The exercise: Can the data below be echoed back word for word?

Records supplied:
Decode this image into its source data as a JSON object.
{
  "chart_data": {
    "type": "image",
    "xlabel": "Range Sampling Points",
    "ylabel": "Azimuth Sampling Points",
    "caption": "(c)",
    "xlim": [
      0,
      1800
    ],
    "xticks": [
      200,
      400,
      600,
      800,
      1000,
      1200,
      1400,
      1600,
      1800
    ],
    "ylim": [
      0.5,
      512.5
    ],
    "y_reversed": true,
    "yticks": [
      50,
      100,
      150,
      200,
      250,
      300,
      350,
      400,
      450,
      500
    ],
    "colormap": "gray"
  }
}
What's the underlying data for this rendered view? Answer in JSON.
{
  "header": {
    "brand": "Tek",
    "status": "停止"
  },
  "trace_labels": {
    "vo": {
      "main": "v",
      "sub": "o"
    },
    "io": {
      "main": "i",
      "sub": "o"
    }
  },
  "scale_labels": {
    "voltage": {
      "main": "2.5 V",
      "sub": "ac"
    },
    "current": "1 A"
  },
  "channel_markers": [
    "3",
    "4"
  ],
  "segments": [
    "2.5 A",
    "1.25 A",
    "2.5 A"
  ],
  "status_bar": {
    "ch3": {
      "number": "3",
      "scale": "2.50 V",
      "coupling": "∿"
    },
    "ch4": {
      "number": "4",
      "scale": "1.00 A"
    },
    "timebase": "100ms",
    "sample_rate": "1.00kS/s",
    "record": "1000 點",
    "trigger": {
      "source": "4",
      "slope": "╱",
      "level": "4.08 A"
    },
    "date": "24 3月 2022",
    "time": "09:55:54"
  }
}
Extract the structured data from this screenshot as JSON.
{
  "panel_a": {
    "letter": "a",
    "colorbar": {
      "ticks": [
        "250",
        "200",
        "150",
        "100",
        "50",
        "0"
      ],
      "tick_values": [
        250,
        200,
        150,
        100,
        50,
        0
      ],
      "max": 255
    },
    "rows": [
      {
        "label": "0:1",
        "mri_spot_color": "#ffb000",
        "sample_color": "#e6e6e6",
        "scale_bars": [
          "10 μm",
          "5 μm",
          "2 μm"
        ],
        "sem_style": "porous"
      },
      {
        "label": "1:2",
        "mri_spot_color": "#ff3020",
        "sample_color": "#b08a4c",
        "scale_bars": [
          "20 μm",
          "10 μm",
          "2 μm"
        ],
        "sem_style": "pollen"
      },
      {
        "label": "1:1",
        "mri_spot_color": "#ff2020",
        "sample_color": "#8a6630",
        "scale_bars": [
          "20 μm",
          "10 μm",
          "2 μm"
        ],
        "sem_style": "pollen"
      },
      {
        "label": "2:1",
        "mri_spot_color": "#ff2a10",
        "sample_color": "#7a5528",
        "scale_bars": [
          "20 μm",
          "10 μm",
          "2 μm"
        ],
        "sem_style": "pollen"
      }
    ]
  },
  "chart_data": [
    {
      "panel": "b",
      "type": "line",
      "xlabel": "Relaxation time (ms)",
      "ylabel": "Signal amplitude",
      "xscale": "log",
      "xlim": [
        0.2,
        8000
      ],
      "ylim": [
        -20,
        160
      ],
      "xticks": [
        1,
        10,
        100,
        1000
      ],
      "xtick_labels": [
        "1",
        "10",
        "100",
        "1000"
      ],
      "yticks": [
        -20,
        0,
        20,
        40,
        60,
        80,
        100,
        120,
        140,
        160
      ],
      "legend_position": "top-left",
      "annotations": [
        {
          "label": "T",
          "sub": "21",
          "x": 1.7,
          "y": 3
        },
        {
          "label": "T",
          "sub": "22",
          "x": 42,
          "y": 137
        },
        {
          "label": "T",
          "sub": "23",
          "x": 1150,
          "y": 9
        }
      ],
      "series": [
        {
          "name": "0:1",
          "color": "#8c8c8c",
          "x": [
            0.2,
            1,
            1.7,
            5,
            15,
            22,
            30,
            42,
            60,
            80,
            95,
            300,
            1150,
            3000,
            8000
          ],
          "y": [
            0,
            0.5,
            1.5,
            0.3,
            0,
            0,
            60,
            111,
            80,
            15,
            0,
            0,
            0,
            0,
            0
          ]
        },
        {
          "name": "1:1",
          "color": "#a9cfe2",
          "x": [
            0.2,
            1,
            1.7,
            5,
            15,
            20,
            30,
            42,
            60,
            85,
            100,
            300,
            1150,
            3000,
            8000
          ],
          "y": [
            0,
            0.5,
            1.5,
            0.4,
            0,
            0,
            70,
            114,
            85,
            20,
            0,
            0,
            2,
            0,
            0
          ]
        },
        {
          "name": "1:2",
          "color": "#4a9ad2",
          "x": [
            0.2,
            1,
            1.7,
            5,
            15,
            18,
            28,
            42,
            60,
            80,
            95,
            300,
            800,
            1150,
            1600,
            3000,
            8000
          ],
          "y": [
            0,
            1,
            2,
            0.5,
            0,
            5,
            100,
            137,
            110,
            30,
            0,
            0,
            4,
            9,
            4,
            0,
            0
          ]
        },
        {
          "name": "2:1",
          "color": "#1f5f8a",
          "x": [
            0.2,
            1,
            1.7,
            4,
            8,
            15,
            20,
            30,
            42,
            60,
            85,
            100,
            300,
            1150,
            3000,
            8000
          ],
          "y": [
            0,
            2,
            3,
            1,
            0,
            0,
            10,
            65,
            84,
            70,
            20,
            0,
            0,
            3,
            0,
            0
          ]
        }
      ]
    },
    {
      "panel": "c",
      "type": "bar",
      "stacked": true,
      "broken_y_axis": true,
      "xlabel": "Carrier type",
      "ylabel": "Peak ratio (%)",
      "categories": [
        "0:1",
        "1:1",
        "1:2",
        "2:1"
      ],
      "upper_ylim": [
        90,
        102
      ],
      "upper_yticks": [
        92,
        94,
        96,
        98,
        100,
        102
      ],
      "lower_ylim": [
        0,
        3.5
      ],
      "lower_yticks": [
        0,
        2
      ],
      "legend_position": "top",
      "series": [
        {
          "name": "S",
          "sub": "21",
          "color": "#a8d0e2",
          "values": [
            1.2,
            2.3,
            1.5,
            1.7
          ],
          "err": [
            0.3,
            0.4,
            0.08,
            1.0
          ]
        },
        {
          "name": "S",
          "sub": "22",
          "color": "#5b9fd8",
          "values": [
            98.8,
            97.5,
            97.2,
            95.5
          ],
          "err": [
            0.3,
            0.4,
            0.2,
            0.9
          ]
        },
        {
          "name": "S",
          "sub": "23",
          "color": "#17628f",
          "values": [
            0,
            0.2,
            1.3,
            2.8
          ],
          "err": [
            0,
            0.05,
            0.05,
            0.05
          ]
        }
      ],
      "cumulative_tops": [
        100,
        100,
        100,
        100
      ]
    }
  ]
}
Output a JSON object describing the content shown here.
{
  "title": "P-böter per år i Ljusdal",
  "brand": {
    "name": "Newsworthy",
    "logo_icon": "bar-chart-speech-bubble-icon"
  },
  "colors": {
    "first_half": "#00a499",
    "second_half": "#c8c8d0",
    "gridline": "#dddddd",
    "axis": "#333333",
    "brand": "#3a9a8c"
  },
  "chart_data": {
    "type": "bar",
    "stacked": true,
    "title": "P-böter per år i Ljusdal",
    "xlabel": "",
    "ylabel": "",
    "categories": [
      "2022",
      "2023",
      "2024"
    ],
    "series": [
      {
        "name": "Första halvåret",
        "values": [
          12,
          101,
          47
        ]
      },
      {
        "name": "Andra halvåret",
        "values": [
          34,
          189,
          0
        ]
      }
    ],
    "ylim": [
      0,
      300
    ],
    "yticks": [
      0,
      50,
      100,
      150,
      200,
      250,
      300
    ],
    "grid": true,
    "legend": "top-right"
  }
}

Result below:
Decode this image into its source data as a JSON object.
{
  "chart_data": {
    "type": "image",
    "xlabel": "Range Sampling Points",
    "ylabel": "Azimuth Sampling Points",
    "caption": "(c)",
    "xlim": [
      0,
      1800
    ],
    "xticks": [
      200,
      400,
      600,
      800,
      1000,
      1200,
      1400,
      1600,
      1800
    ],
    "ylim": [
      0.5,
      512.5
    ],
    "y_reversed": true,
    "yticks": [
      50,
      100,
      150,
      200,
      250,
      300,
      350,
      400,
      450,
      500
    ],
    "colormap": "gray"
  }
}
What's the underlying data for this rendered view? Answer in JSON.
{
  "header": {
    "brand": "Tek",
    "status": "停止"
  },
  "trace_labels": {
    "vo": {
      "main": "v",
      "sub": "o"
    },
    "io": {
      "main": "i",
      "sub": "o"
    }
  },
  "scale_labels": {
    "voltage": {
      "main": "2.5 V",
      "sub": "ac"
    },
    "current": "1 A"
  },
  "channel_markers": [
    "3",
    "4"
  ],
  "segments": [
    "2.5 A",
    "1.25 A",
    "2.5 A"
  ],
  "status_bar": {
    "ch3": {
      "number": "3",
      "scale": "2.50 V",
      "coupling": "∿"
    },
    "ch4": {
      "number": "4",
      "scale": "1.00 A"
    },
    "timebase": "100ms",
    "sample_rate": "1.00kS/s",
    "record": "1000 點",
    "trigger": {
      "source": "4",
      "slope": "╱",
      "level": "4.08 A"
    },
    "date": "24 3月 2022",
    "time": "09:55:54"
  }
}
Extract the structured data from this screenshot as JSON.
{
  "panel_a": {
    "letter": "a",
    "colorbar": {
      "ticks": [
        "250",
        "200",
        "150",
        "100",
        "50",
        "0"
      ],
      "tick_values": [
        250,
        200,
        150,
        100,
        50,
        0
      ],
      "max": 255
    },
    "rows": [
      {
        "label": "0:1",
        "mri_spot_color": "#ffb000",
        "sample_color": "#e6e6e6",
        "scale_bars": [
          "10 μm",
          "5 μm",
          "2 μm"
        ],
        "sem_style": "porous"
      },
      {
        "label": "1:2",
        "mri_spot_color": "#ff3020",
        "sample_color": "#b08a4c",
        "scale_bars": [
          "20 μm",
          "10 μm",
          "2 μm"
        ],
        "sem_style": "pollen"
      },
      {
        "label": "1:1",
        "mri_spot_color": "#ff2020",
        "sample_color": "#8a6630",
        "scale_bars": [
          "20 μm",
          "10 μm",
          "2 μm"
        ],
        "sem_style": "pollen"
      },
      {
        "label": "2:1",
        "mri_spot_color": "#ff2a10",
        "sample_color": "#7a5528",
        "scale_bars": [
          "20 μm",
          "10 μm",
          "2 μm"
        ],
        "sem_style": "pollen"
      }
    ]
  },
  "chart_data": [
    {
      "panel": "b",
      "type": "line",
      "xlabel": "Relaxation time (ms)",
      "ylabel": "Signal amplitude",
      "xscale": "log",
      "xlim": [
        0.2,
        8000
      ],
      "ylim": [
        -20,
        160
      ],
      "xticks": [
        1,
        10,
        100,
        1000
      ],
      "xtick_labels": [
        "1",
        "10",
        "100",
        "1000"
      ],
      "yticks": [
        -20,
        0,
        20,
        40,
        60,
        80,
        100,
        120,
        140,
        160
      ],
      "legend_position": "top-left",
      "annotations": [
        {
          "label": "T",
          "sub": "21",
          "x": 1.7,
          "y": 3
        },
        {
          "label": "T",
          "sub": "22",
          "x": 42,
          "y": 137
        },
        {
          "label": "T",
          "sub": "23",
          "x": 1150,
          "y": 9
        }
      ],
      "series": [
        {
          "name": "0:1",
          "color": "#8c8c8c",
          "x": [
            0.2,
            1,
            1.7,
            5,
            15,
            22,
            30,
            42,
            60,
            80,
            95,
            300,
            1150,
            3000,
            8000
          ],
          "y": [
            0,
            0.5,
            1.5,
            0.3,
            0,
            0,
            60,
            111,
            80,
            15,
            0,
            0,
            0,
            0,
            0
          ]
        },
        {
          "name": "1:1",
          "color": "#a9cfe2",
          "x": [
            0.2,
            1,
            1.7,
            5,
            15,
            20,
            30,
            42,
            60,
            85,
            100,
            300,
            1150,
            3000,
            8000
          ],
          "y": [
            0,
            0.5,
            1.5,
            0.4,
            0,
            0,
            70,
            114,
            85,
            20,
            0,
            0,
            2,
            0,
            0
          ]
        },
        {
          "name": "1:2",
          "color": "#4a9ad2",
          "x": [
            0.2,
            1,
            1.7,
            5,
            15,
            18,
            28,
            42,
            60,
            80,
            95,
            300,
            800,
            1150,
            1600,
            3000,
            8000
          ],
          "y": [
            0,
            1,
            2,
            0.5,
            0,
            5,
            100,
            137,
            110,
            30,
            0,
            0,
            4,
            9,
            4,
            0,
            0
          ]
        },
        {
          "name": "2:1",
          "color": "#1f5f8a",
          "x": [
            0.2,
            1,
            1.7,
            4,
            8,
            15,
            20,
            30,
            42,
            60,
            85,
            100,
            300,
            1150,
            3000,
            8000
          ],
          "y": [
            0,
            2,
            3,
            1,
            0,
            0,
            10,
            65,
            84,
            70,
            20,
            0,
            0,
            3,
            0,
            0
          ]
        }
      ]
    },
    {
      "panel": "c",
      "type": "bar",
      "stacked": true,
      "broken_y_axis": true,
      "xlabel": "Carrier type",
      "ylabel": "Peak ratio (%)",
      "categories": [
        "0:1",
        "1:1",
        "1:2",
        "2:1"
      ],
      "upper_ylim": [
        90,
        102
      ],
      "upper_yticks": [
        92,
        94,
        96,
        98,
        100,
        102
      ],
      "lower_ylim": [
        0,
        3.5
      ],
      "lower_yticks": [
        0,
        2
      ],
      "legend_position": "top",
      "series": [
        {
          "name": "S",
          "sub": "21",
          "color": "#a8d0e2",
          "values": [
            1.2,
            2.3,
            1.5,
            1.7
          ],
          "err": [
            0.3,
            0.4,
            0.08,
            1.0
          ]
        },
        {
          "name": "S",
          "sub": "22",
          "color": "#5b9fd8",
          "values": [
            98.8,
            97.5,
            97.2,
            95.5
          ],
          "err": [
            0.3,
            0.4,
            0.2,
            0.9
          ]
        },
        {
          "name": "S",
          "sub": "23",
          "color": "#17628f",
          "values": [
            0,
            0.2,
            1.3,
            2.8
          ],
          "err": [
            0,
            0.05,
            0.05,
            0.05
          ]
        }
      ],
      "cumulative_tops": [
        100,
        100,
        100,
        100
      ]
    }
  ]
}
Output a JSON object describing the content shown here.
{
  "title": "P-böter per år i Ljusdal",
  "brand": {
    "name": "Newsworthy",
    "logo_icon": "bar-chart-speech-bubble-icon"
  },
  "colors": {
    "first_half": "#00a499",
    "second_half": "#c8c8d0",
    "gridline": "#dddddd",
    "axis": "#333333",
    "brand": "#3a9a8c"
  },
  "chart_data": {
    "type": "bar",
    "stacked": true,
    "title": "P-böter per år i Ljusdal",
    "xlabel": "",
    "ylabel": "",
    "categories": [
      "2022",
      "2023",
      "2024"
    ],
    "series": [
      {
        "name": "Första halvåret",
        "values": [
          12,
          101,
          47
        ]
      },
      {
        "name": "Andra halvåret",
        "values": [
          34,
          189,
          0
        ]
      }
    ],
    "ylim": [
      0,
      300
    ],
    "yticks": [
      0,
      50,
      100,
      150,
      200,
      250,
      300
    ],
    "grid": true,
    "legend": "top-right"
  }
}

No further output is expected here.